▶ [The problem]: Copy out all the lines where "광명시노인종합복지관" shows up.

Recorded data:
▽

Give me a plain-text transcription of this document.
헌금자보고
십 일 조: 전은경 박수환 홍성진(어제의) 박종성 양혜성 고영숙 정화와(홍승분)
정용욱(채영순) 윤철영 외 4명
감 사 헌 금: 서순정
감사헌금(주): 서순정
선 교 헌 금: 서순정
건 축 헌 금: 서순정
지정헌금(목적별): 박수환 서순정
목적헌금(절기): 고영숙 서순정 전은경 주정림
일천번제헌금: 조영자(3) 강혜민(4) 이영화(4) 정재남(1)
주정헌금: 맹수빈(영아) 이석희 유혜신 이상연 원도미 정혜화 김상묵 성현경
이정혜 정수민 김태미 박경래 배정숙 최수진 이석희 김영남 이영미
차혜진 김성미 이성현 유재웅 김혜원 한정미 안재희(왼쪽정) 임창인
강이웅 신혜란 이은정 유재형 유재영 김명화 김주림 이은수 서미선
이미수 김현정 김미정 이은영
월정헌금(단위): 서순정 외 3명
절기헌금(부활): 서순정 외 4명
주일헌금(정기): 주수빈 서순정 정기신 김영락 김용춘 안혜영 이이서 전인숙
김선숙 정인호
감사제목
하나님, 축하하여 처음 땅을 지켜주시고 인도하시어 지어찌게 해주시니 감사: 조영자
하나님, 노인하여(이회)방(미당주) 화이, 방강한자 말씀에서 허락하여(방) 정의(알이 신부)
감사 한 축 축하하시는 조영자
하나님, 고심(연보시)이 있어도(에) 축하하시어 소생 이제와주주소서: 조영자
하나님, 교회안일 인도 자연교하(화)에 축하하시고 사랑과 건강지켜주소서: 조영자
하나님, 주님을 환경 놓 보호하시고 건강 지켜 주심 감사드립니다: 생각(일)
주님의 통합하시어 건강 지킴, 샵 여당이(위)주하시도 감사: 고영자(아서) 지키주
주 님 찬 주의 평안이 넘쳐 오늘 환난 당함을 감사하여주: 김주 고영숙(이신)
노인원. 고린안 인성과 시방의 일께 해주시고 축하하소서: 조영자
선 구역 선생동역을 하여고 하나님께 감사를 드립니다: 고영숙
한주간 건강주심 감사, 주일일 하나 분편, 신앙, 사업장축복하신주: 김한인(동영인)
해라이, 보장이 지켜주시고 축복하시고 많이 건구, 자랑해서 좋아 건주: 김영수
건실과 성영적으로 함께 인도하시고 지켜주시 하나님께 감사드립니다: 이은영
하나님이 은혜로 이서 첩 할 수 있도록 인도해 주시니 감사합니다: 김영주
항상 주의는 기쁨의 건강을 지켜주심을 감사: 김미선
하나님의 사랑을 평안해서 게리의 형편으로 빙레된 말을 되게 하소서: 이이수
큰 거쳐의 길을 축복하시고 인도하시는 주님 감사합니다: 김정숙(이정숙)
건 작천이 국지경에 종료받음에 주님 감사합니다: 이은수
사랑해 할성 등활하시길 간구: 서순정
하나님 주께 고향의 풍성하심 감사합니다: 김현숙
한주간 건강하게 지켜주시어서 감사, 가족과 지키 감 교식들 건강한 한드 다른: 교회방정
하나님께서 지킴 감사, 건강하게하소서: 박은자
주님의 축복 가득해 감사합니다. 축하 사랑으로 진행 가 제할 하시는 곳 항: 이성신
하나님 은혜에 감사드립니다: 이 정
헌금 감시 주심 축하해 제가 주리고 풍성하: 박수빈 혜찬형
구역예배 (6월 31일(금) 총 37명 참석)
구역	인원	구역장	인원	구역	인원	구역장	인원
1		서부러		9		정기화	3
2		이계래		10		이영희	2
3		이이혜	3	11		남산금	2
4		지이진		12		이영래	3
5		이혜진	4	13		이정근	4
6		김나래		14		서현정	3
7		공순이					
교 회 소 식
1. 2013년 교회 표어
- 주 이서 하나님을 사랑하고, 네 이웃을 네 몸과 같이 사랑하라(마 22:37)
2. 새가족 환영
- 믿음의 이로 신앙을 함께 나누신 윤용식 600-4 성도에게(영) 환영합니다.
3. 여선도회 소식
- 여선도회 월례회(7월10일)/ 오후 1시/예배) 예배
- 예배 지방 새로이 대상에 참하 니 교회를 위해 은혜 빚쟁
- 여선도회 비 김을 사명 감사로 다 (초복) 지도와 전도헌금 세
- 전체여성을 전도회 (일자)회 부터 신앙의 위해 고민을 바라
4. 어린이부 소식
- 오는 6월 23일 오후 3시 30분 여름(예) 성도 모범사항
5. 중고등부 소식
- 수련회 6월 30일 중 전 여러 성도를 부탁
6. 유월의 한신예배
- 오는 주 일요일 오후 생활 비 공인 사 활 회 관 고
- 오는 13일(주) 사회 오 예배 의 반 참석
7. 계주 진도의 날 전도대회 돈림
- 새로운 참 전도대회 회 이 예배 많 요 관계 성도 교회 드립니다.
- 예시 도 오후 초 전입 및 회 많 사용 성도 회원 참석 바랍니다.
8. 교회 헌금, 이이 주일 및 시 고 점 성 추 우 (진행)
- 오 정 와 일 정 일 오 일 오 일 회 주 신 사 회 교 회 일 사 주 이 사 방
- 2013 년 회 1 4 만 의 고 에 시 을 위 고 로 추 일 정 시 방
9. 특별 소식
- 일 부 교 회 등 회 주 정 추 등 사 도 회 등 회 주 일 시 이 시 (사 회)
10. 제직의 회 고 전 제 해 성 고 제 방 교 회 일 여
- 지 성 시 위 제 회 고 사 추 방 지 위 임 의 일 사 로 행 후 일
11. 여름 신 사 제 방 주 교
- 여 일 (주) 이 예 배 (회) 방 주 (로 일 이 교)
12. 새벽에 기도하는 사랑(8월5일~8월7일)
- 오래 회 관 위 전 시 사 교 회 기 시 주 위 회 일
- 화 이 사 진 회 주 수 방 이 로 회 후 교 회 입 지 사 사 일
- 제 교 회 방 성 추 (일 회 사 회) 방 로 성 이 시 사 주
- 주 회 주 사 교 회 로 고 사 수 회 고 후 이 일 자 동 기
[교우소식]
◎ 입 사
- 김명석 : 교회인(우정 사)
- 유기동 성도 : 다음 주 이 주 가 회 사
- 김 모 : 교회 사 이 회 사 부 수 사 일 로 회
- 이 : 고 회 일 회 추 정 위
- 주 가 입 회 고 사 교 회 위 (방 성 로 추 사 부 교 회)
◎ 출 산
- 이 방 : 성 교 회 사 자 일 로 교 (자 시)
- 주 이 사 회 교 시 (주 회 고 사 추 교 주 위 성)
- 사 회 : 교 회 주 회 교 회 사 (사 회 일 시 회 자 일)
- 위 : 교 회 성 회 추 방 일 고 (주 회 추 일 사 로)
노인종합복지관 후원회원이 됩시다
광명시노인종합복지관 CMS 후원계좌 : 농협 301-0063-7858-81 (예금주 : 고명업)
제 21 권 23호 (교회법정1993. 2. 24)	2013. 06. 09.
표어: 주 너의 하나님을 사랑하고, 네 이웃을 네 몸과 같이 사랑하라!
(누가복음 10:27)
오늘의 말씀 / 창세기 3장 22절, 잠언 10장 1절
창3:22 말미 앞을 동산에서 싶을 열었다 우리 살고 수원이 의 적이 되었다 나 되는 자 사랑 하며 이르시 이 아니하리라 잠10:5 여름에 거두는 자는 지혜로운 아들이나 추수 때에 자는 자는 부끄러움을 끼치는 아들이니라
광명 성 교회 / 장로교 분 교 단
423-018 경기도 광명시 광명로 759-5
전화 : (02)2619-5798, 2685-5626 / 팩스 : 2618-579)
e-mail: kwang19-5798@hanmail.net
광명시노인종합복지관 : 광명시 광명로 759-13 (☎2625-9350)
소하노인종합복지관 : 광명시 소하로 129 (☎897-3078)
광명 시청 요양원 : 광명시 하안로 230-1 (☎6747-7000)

△

▶ [Answer to this problem]:
광명시노인종합복지관 CMS 후원계좌 : 농협 301-0063-7858-81 (예금주 : 고명업)
광명시노인종합복지관 : 광명시 광명로 759-13 (☎2625-9350)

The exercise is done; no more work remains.